SET TASK:
Scan the listing that follows and report how many lines contain "ihesp". Write the number alone.

(Figure dataset records)
* * * * *
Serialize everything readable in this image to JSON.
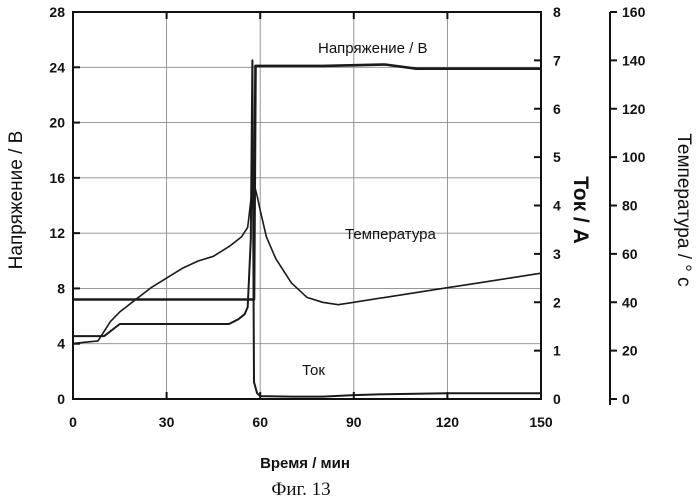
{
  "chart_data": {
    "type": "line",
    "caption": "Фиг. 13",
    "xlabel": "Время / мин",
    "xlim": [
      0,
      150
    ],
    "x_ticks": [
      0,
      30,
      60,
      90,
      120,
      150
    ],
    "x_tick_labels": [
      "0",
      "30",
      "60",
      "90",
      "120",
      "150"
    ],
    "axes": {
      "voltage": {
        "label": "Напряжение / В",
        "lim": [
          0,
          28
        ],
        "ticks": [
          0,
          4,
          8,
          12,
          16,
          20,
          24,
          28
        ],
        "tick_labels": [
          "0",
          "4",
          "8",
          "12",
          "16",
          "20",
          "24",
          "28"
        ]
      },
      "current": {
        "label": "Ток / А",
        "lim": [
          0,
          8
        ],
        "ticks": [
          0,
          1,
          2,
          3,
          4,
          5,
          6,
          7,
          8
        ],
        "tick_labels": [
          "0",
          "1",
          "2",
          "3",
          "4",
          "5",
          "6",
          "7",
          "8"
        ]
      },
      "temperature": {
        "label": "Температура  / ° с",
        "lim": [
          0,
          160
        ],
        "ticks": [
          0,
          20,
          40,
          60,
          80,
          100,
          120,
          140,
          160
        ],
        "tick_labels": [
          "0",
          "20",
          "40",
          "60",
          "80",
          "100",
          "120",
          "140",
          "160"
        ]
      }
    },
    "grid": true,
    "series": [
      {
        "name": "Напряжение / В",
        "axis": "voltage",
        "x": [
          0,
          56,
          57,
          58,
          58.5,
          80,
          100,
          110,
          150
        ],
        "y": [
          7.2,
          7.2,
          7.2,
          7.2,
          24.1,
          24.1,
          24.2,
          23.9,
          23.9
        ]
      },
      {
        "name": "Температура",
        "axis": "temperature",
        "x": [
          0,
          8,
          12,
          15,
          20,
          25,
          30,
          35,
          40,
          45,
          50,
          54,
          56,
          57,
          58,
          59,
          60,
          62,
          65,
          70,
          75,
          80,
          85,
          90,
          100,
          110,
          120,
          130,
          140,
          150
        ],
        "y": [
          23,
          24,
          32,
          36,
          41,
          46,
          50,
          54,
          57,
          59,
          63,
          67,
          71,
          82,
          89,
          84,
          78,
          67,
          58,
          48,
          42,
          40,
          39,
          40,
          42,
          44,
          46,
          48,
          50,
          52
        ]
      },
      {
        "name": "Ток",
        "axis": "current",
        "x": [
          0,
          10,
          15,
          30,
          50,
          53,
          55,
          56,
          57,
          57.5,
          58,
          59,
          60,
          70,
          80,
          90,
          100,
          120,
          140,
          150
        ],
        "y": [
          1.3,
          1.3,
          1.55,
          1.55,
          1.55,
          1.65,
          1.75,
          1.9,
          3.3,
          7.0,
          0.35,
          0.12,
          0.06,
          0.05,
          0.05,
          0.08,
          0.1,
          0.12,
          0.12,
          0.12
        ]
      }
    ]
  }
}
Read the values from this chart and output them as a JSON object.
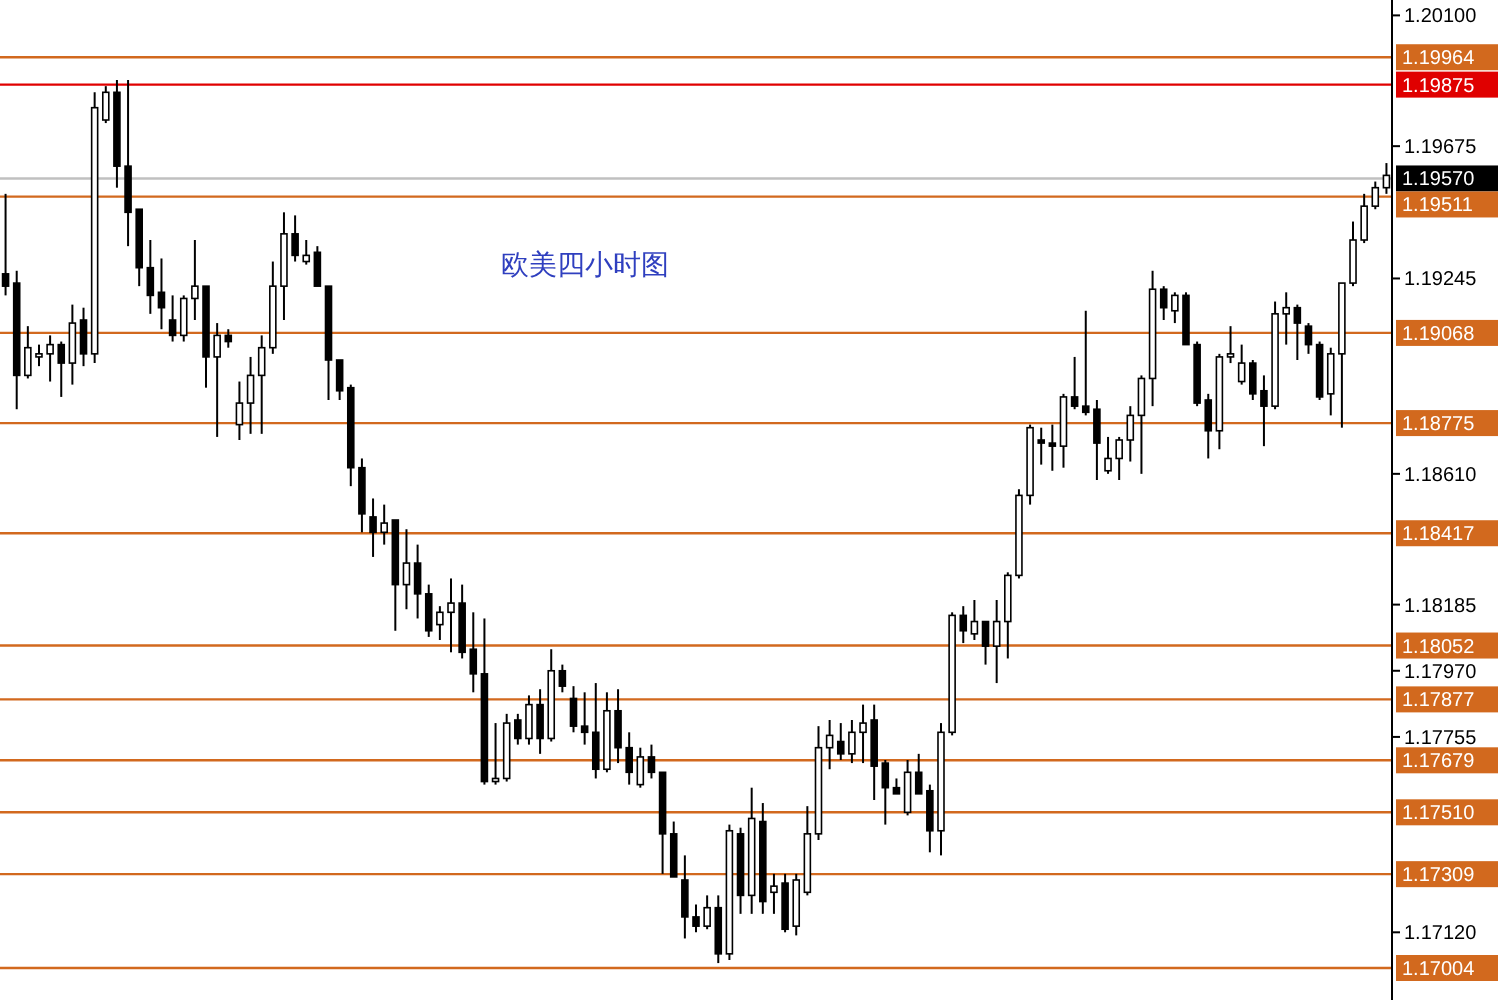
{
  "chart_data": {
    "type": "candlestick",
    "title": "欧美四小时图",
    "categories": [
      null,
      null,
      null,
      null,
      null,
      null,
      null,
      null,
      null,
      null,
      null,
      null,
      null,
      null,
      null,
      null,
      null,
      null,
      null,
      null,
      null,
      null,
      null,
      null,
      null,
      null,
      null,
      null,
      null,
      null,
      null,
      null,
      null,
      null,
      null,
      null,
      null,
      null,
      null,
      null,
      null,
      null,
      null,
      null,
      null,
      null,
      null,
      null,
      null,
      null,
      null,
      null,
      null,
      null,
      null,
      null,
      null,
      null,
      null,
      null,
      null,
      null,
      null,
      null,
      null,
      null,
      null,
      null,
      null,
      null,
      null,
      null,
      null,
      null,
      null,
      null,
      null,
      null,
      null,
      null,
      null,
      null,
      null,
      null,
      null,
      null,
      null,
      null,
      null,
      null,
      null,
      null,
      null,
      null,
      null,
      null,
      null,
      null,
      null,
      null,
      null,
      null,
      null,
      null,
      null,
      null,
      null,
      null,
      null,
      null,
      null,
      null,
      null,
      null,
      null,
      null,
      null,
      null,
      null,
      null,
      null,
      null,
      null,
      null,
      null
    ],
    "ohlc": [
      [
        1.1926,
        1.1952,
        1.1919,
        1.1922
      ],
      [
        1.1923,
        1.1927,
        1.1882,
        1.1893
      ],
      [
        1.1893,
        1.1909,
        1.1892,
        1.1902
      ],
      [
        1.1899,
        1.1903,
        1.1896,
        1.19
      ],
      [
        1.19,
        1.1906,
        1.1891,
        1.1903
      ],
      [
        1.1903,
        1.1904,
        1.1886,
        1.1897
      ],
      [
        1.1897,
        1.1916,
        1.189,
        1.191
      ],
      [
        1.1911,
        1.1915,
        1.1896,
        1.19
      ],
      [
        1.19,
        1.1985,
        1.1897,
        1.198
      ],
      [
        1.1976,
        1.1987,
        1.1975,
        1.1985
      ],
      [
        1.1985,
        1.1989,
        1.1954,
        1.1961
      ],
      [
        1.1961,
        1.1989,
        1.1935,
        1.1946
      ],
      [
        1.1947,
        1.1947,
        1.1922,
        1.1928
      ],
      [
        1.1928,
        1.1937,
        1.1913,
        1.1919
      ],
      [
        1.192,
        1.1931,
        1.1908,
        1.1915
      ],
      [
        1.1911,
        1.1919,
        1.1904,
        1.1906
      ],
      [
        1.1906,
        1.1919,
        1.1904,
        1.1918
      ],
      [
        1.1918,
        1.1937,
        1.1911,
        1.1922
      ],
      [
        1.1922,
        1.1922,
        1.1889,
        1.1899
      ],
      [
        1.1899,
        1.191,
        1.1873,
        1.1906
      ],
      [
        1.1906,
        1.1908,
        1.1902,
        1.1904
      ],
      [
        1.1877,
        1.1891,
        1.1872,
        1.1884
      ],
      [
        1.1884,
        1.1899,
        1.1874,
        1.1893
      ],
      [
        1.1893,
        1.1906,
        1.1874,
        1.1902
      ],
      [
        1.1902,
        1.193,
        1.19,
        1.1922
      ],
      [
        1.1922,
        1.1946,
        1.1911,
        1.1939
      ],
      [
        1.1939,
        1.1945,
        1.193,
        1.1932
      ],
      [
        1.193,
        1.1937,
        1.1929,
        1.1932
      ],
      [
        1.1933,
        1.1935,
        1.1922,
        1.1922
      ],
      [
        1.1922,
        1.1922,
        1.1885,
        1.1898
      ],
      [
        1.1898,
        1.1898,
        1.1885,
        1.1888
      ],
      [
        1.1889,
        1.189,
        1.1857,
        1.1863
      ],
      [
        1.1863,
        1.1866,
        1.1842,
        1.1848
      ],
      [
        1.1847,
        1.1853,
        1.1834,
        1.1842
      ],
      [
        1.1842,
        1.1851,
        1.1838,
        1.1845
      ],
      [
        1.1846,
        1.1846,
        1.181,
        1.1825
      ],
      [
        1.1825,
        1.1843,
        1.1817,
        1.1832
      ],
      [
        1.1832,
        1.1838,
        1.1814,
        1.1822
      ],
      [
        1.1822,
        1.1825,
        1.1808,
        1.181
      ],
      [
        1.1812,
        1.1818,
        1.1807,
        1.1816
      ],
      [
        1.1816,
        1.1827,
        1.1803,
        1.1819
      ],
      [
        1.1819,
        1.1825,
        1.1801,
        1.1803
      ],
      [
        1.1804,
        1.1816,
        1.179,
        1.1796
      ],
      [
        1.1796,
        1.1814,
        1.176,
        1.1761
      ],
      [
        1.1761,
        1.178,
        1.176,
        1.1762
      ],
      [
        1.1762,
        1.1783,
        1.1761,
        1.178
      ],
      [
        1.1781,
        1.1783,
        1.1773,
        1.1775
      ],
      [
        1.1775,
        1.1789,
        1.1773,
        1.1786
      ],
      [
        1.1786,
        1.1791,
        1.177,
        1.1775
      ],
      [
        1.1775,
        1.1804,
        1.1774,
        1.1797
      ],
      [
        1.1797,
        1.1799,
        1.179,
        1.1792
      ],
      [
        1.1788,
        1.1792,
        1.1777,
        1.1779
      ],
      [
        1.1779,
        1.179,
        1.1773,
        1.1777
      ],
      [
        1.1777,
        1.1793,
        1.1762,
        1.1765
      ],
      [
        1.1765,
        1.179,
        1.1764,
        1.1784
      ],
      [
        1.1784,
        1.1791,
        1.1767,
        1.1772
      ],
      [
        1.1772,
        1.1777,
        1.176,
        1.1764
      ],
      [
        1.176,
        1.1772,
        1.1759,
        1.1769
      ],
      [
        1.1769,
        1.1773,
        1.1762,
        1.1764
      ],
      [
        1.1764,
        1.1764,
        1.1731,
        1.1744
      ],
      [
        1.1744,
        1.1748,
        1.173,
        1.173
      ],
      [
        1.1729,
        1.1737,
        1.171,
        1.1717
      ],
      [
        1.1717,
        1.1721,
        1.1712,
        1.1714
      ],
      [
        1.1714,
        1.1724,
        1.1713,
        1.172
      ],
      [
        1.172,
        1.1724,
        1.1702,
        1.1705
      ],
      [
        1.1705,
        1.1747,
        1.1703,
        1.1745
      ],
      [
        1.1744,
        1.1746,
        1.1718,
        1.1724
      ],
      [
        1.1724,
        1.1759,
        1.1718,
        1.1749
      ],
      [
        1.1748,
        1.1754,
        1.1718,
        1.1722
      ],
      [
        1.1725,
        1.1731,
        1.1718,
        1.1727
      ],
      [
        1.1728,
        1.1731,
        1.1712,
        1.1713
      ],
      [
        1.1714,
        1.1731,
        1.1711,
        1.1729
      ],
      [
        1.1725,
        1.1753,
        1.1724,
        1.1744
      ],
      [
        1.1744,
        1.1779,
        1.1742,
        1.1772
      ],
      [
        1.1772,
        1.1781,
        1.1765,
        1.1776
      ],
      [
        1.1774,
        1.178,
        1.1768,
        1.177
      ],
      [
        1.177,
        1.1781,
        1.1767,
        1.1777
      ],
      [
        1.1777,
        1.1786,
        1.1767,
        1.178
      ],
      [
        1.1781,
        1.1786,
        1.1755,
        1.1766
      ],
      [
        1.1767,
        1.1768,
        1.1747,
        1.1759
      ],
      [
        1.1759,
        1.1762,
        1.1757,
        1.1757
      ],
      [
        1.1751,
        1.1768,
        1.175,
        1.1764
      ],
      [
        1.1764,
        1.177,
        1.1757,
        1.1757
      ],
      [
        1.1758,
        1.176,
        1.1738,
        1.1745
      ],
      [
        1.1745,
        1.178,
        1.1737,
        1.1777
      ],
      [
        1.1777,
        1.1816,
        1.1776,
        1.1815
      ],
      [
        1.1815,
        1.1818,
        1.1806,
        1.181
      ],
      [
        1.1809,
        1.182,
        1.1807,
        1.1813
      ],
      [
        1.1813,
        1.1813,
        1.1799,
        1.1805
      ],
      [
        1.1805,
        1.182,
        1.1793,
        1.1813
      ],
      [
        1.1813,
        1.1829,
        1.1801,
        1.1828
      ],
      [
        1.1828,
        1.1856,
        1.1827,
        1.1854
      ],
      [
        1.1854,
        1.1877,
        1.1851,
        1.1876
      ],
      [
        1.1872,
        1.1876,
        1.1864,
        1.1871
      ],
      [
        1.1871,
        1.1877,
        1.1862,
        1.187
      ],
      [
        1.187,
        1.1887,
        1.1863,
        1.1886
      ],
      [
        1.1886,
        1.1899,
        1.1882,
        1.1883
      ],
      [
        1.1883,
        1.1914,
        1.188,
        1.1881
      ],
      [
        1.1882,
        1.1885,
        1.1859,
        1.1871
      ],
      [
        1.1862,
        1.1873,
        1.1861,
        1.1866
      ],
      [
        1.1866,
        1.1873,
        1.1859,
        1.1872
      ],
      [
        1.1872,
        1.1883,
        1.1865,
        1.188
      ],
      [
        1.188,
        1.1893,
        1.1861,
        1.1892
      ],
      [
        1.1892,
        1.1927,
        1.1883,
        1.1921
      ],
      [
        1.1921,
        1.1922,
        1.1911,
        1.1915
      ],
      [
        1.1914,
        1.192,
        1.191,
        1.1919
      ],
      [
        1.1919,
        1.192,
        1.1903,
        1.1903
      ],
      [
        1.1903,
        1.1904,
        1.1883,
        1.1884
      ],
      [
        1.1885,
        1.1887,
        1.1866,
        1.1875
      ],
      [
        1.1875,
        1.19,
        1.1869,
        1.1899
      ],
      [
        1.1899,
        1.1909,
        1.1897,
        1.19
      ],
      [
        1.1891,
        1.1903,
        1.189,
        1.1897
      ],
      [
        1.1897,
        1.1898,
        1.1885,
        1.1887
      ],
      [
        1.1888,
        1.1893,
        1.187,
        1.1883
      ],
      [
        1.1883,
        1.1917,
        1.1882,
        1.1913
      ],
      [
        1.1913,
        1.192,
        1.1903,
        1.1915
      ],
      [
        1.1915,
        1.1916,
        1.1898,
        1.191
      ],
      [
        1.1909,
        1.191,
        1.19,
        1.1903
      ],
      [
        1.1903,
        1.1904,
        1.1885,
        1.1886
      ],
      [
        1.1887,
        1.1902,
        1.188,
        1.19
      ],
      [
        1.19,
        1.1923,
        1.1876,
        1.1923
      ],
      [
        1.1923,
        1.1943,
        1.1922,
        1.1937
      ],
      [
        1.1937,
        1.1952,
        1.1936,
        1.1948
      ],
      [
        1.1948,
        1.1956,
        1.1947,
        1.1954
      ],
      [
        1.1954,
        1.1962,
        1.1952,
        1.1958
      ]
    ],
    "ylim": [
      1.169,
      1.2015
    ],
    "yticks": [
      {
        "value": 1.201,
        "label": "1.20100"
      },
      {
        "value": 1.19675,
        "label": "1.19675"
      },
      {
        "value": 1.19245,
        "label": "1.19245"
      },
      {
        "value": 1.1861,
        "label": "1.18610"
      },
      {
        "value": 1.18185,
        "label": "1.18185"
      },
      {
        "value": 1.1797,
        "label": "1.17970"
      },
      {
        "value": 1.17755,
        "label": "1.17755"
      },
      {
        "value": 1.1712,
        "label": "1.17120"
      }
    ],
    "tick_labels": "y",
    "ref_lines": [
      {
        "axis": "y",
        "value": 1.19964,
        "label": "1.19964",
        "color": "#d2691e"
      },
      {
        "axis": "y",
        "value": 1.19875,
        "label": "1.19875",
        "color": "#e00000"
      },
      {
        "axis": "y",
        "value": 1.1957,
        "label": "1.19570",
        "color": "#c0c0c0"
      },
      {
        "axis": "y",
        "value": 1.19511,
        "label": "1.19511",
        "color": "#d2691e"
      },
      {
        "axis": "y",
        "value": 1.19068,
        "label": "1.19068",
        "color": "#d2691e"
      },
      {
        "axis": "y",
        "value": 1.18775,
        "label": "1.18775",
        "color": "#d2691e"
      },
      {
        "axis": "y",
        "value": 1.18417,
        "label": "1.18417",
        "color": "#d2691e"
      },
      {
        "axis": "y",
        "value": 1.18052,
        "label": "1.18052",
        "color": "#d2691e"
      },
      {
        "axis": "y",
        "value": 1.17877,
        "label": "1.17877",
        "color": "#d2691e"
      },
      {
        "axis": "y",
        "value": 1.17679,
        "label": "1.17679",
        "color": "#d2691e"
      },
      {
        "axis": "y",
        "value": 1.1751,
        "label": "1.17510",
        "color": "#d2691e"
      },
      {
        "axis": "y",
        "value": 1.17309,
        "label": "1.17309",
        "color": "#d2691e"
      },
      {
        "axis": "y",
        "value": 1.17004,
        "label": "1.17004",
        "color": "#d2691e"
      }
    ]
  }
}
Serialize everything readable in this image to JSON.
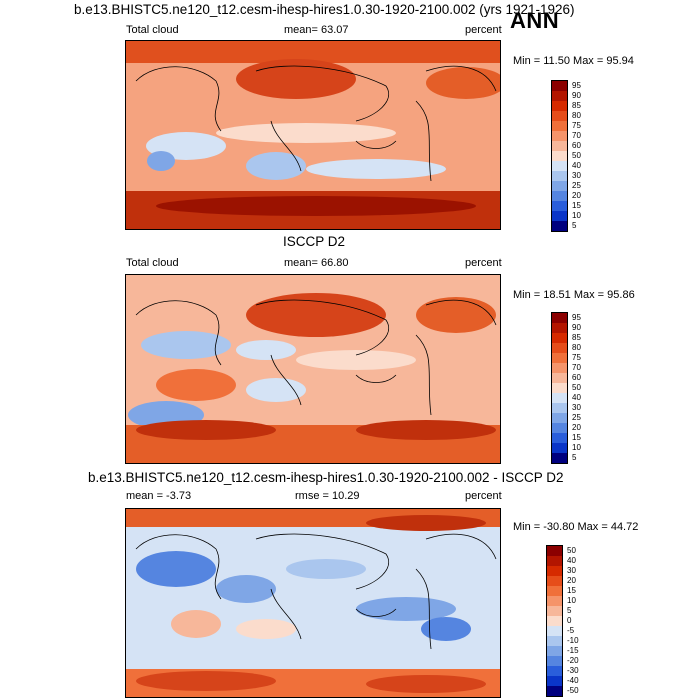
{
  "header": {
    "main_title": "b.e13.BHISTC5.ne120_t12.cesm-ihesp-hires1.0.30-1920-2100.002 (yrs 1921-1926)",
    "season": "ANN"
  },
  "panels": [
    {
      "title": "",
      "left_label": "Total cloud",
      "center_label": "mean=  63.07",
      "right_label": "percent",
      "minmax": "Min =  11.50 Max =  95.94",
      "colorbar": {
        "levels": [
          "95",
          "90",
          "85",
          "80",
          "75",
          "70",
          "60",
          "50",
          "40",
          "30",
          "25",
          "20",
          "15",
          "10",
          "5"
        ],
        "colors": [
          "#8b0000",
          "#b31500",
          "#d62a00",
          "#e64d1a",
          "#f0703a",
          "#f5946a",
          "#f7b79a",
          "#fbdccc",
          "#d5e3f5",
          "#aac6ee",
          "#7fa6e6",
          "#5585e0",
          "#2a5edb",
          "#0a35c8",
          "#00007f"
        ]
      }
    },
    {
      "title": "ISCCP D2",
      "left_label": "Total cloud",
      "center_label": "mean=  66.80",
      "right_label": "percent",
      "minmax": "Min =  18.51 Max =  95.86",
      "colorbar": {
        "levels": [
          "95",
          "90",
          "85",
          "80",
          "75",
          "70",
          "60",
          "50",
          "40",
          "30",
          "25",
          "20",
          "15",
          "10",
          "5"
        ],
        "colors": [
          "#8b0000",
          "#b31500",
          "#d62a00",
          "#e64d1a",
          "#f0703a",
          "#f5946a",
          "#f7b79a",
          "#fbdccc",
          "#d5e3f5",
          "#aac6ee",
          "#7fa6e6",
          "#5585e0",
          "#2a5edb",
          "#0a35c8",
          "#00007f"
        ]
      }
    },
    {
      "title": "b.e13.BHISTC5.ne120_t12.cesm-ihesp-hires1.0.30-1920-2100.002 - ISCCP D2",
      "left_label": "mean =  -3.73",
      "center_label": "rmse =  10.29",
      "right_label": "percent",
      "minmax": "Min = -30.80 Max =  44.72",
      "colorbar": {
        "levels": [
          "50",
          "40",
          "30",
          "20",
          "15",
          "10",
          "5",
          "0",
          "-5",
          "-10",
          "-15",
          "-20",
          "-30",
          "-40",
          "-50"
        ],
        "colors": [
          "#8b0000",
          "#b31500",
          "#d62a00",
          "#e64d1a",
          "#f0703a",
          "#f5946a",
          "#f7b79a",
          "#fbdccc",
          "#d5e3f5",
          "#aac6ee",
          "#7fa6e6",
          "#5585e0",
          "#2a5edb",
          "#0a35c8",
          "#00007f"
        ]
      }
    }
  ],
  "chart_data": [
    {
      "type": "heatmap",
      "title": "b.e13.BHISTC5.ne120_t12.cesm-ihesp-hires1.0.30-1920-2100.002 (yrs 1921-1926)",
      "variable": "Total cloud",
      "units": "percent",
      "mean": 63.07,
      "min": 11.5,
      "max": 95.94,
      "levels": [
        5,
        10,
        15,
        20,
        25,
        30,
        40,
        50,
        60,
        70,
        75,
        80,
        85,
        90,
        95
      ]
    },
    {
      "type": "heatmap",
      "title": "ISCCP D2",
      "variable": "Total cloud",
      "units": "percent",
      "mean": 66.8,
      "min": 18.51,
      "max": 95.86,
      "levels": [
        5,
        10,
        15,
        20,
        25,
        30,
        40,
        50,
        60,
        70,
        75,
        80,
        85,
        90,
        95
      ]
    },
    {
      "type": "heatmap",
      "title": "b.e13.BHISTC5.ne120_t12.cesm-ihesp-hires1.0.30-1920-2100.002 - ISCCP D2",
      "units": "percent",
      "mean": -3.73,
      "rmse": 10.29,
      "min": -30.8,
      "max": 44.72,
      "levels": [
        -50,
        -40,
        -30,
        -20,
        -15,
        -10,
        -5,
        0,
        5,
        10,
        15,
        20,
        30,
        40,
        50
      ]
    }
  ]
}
* * * * *
EXPECTED ANSWER:
4